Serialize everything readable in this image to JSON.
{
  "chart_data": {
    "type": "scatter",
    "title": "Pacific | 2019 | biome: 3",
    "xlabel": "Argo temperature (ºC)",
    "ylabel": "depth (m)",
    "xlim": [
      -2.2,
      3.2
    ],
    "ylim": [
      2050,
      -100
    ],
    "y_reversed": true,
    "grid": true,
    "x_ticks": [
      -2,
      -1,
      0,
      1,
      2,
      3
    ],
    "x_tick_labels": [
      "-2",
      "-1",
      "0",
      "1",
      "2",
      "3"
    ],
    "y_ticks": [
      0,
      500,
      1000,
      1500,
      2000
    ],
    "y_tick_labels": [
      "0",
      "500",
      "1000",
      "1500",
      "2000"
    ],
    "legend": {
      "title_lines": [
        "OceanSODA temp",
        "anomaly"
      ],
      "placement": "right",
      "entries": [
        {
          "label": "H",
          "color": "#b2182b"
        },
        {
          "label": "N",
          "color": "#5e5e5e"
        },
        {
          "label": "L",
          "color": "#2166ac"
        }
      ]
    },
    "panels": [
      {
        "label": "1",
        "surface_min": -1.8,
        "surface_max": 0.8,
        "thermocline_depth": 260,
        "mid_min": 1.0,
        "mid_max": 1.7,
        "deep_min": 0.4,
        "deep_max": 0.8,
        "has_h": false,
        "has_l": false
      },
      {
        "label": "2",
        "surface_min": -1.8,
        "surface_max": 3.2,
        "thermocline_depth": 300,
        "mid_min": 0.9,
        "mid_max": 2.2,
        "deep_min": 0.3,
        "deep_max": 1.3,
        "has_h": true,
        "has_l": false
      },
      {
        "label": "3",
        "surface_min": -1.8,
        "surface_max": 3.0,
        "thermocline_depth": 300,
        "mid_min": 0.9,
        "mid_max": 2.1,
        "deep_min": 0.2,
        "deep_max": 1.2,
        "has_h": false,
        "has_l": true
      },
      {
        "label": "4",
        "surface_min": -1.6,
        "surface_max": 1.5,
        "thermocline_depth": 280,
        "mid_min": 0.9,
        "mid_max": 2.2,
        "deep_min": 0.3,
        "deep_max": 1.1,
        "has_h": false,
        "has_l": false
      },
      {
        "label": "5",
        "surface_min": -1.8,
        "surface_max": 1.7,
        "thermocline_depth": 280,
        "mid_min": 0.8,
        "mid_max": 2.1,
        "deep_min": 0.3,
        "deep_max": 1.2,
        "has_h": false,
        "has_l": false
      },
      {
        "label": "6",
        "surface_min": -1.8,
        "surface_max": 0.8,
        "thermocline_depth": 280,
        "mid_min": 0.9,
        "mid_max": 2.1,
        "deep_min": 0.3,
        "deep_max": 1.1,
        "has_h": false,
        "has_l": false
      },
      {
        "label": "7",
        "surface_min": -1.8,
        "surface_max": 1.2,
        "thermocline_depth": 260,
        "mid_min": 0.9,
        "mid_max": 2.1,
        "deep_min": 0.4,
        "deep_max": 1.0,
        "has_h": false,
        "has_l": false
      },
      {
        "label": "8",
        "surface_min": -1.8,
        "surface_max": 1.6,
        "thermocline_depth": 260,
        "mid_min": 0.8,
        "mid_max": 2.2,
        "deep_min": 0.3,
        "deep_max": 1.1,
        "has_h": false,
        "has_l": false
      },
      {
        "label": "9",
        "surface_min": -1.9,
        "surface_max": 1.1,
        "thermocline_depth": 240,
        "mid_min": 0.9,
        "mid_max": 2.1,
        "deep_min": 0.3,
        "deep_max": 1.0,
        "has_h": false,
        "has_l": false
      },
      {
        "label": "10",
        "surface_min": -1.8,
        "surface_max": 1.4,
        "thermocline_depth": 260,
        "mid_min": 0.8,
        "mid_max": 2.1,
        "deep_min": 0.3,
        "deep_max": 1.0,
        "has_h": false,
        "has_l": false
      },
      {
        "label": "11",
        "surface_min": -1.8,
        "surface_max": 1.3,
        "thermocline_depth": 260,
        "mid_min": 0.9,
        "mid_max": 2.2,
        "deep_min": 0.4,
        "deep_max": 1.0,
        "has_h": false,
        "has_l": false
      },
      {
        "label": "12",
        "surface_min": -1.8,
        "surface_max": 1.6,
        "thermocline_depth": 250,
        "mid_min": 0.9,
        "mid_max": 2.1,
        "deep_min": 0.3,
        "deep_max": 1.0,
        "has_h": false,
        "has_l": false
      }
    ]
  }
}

## Exercise brief
Could you quote the material above in full, exactly as it stands?

## Task answer
Serialize everything readable in this image to JSON.
{
  "chart_data": {
    "type": "scatter",
    "title": "Pacific | 2019 | biome: 3",
    "xlabel": "Argo temperature (ºC)",
    "ylabel": "depth (m)",
    "xlim": [
      -2.2,
      3.2
    ],
    "ylim": [
      2050,
      -100
    ],
    "y_reversed": true,
    "grid": true,
    "x_ticks": [
      -2,
      -1,
      0,
      1,
      2,
      3
    ],
    "x_tick_labels": [
      "-2",
      "-1",
      "0",
      "1",
      "2",
      "3"
    ],
    "y_ticks": [
      0,
      500,
      1000,
      1500,
      2000
    ],
    "y_tick_labels": [
      "0",
      "500",
      "1000",
      "1500",
      "2000"
    ],
    "legend": {
      "title_lines": [
        "OceanSODA temp",
        "anomaly"
      ],
      "placement": "right",
      "entries": [
        {
          "label": "H",
          "color": "#b2182b"
        },
        {
          "label": "N",
          "color": "#5e5e5e"
        },
        {
          "label": "L",
          "color": "#2166ac"
        }
      ]
    },
    "panels": [
      {
        "label": "1",
        "surface_min": -1.8,
        "surface_max": 0.8,
        "thermocline_depth": 260,
        "mid_min": 1.0,
        "mid_max": 1.7,
        "deep_min": 0.4,
        "deep_max": 0.8,
        "has_h": false,
        "has_l": false
      },
      {
        "label": "2",
        "surface_min": -1.8,
        "surface_max": 3.2,
        "thermocline_depth": 300,
        "mid_min": 0.9,
        "mid_max": 2.2,
        "deep_min": 0.3,
        "deep_max": 1.3,
        "has_h": true,
        "has_l": false
      },
      {
        "label": "3",
        "surface_min": -1.8,
        "surface_max": 3.0,
        "thermocline_depth": 300,
        "mid_min": 0.9,
        "mid_max": 2.1,
        "deep_min": 0.2,
        "deep_max": 1.2,
        "has_h": false,
        "has_l": true
      },
      {
        "label": "4",
        "surface_min": -1.6,
        "surface_max": 1.5,
        "thermocline_depth": 280,
        "mid_min": 0.9,
        "mid_max": 2.2,
        "deep_min": 0.3,
        "deep_max": 1.1,
        "has_h": false,
        "has_l": false
      },
      {
        "label": "5",
        "surface_min": -1.8,
        "surface_max": 1.7,
        "thermocline_depth": 280,
        "mid_min": 0.8,
        "mid_max": 2.1,
        "deep_min": 0.3,
        "deep_max": 1.2,
        "has_h": false,
        "has_l": false
      },
      {
        "label": "6",
        "surface_min": -1.8,
        "surface_max": 0.8,
        "thermocline_depth": 280,
        "mid_min": 0.9,
        "mid_max": 2.1,
        "deep_min": 0.3,
        "deep_max": 1.1,
        "has_h": false,
        "has_l": false
      },
      {
        "label": "7",
        "surface_min": -1.8,
        "surface_max": 1.2,
        "thermocline_depth": 260,
        "mid_min": 0.9,
        "mid_max": 2.1,
        "deep_min": 0.4,
        "deep_max": 1.0,
        "has_h": false,
        "has_l": false
      },
      {
        "label": "8",
        "surface_min": -1.8,
        "surface_max": 1.6,
        "thermocline_depth": 260,
        "mid_min": 0.8,
        "mid_max": 2.2,
        "deep_min": 0.3,
        "deep_max": 1.1,
        "has_h": false,
        "has_l": false
      },
      {
        "label": "9",
        "surface_min": -1.9,
        "surface_max": 1.1,
        "thermocline_depth": 240,
        "mid_min": 0.9,
        "mid_max": 2.1,
        "deep_min": 0.3,
        "deep_max": 1.0,
        "has_h": false,
        "has_l": false
      },
      {
        "label": "10",
        "surface_min": -1.8,
        "surface_max": 1.4,
        "thermocline_depth": 260,
        "mid_min": 0.8,
        "mid_max": 2.1,
        "deep_min": 0.3,
        "deep_max": 1.0,
        "has_h": false,
        "has_l": false
      },
      {
        "label": "11",
        "surface_min": -1.8,
        "surface_max": 1.3,
        "thermocline_depth": 260,
        "mid_min": 0.9,
        "mid_max": 2.2,
        "deep_min": 0.4,
        "deep_max": 1.0,
        "has_h": false,
        "has_l": false
      },
      {
        "label": "12",
        "surface_min": -1.8,
        "surface_max": 1.6,
        "thermocline_depth": 250,
        "mid_min": 0.9,
        "mid_max": 2.1,
        "deep_min": 0.3,
        "deep_max": 1.0,
        "has_h": false,
        "has_l": false
      }
    ]
  }
}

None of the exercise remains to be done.